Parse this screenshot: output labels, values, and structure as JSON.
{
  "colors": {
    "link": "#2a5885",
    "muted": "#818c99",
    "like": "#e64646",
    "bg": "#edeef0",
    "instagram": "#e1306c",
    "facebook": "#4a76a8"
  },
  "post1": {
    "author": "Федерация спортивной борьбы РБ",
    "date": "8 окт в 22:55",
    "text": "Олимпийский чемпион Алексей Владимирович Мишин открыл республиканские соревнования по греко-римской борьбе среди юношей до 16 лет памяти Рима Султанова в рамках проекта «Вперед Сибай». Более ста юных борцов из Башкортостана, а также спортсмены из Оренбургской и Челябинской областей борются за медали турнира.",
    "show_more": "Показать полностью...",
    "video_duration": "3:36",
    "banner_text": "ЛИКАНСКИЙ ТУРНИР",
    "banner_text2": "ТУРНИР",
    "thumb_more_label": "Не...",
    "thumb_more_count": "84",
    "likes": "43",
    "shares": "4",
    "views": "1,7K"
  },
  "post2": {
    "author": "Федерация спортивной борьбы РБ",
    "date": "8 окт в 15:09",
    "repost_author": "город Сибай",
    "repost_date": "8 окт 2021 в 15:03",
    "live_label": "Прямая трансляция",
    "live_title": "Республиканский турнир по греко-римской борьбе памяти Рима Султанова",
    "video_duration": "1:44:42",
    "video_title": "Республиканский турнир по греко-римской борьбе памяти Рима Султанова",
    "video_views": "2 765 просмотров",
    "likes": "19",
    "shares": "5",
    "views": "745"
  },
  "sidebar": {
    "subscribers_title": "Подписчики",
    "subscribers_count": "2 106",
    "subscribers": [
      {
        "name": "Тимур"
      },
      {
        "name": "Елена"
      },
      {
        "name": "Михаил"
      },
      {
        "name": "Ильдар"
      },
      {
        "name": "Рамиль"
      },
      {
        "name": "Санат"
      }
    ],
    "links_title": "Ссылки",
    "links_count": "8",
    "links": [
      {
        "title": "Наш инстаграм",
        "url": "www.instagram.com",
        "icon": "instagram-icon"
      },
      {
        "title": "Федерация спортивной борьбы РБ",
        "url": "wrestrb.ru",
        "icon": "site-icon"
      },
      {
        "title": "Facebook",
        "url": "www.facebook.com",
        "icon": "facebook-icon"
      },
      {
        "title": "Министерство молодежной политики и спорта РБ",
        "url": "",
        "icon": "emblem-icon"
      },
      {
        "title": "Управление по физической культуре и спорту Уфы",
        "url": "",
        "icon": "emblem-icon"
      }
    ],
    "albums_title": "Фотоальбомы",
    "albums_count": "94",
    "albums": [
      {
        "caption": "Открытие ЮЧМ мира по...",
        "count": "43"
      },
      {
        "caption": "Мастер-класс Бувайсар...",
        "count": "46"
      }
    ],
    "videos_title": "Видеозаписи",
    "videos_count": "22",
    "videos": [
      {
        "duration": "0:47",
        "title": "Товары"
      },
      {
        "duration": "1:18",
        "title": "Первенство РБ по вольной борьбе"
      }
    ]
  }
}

_ _ _

◆ What the task asks: Each line of the listing above should be output exactly.

◆ Exercise output:
Parse this screenshot: output labels, values, and structure as JSON.
{
  "colors": {
    "link": "#2a5885",
    "muted": "#818c99",
    "like": "#e64646",
    "bg": "#edeef0",
    "instagram": "#e1306c",
    "facebook": "#4a76a8"
  },
  "post1": {
    "author": "Федерация спортивной борьбы РБ",
    "date": "8 окт в 22:55",
    "text": "Олимпийский чемпион Алексей Владимирович Мишин открыл республиканские соревнования по греко-римской борьбе среди юношей до 16 лет памяти Рима Султанова в рамках проекта «Вперед Сибай». Более ста юных борцов из Башкортостана, а также спортсмены из Оренбургской и Челябинской областей борются за медали турнира.",
    "show_more": "Показать полностью...",
    "video_duration": "3:36",
    "banner_text": "ЛИКАНСКИЙ ТУРНИР",
    "banner_text2": "ТУРНИР",
    "thumb_more_label": "Не...",
    "thumb_more_count": "84",
    "likes": "43",
    "shares": "4",
    "views": "1,7K"
  },
  "post2": {
    "author": "Федерация спортивной борьбы РБ",
    "date": "8 окт в 15:09",
    "repost_author": "город Сибай",
    "repost_date": "8 окт 2021 в 15:03",
    "live_label": "Прямая трансляция",
    "live_title": "Республиканский турнир по греко-римской борьбе памяти Рима Султанова",
    "video_duration": "1:44:42",
    "video_title": "Республиканский турнир по греко-римской борьбе памяти Рима Султанова",
    "video_views": "2 765 просмотров",
    "likes": "19",
    "shares": "5",
    "views": "745"
  },
  "sidebar": {
    "subscribers_title": "Подписчики",
    "subscribers_count": "2 106",
    "subscribers": [
      {
        "name": "Тимур"
      },
      {
        "name": "Елена"
      },
      {
        "name": "Михаил"
      },
      {
        "name": "Ильдар"
      },
      {
        "name": "Рамиль"
      },
      {
        "name": "Санат"
      }
    ],
    "links_title": "Ссылки",
    "links_count": "8",
    "links": [
      {
        "title": "Наш инстаграм",
        "url": "www.instagram.com",
        "icon": "instagram-icon"
      },
      {
        "title": "Федерация спортивной борьбы РБ",
        "url": "wrestrb.ru",
        "icon": "site-icon"
      },
      {
        "title": "Facebook",
        "url": "www.facebook.com",
        "icon": "facebook-icon"
      },
      {
        "title": "Министерство молодежной политики и спорта РБ",
        "url": "",
        "icon": "emblem-icon"
      },
      {
        "title": "Управление по физической культуре и спорту Уфы",
        "url": "",
        "icon": "emblem-icon"
      }
    ],
    "albums_title": "Фотоальбомы",
    "albums_count": "94",
    "albums": [
      {
        "caption": "Открытие ЮЧМ мира по...",
        "count": "43"
      },
      {
        "caption": "Мастер-класс Бувайсар...",
        "count": "46"
      }
    ],
    "videos_title": "Видеозаписи",
    "videos_count": "22",
    "videos": [
      {
        "duration": "0:47",
        "title": "Товары"
      },
      {
        "duration": "1:18",
        "title": "Первенство РБ по вольной борьбе"
      }
    ]
  }
}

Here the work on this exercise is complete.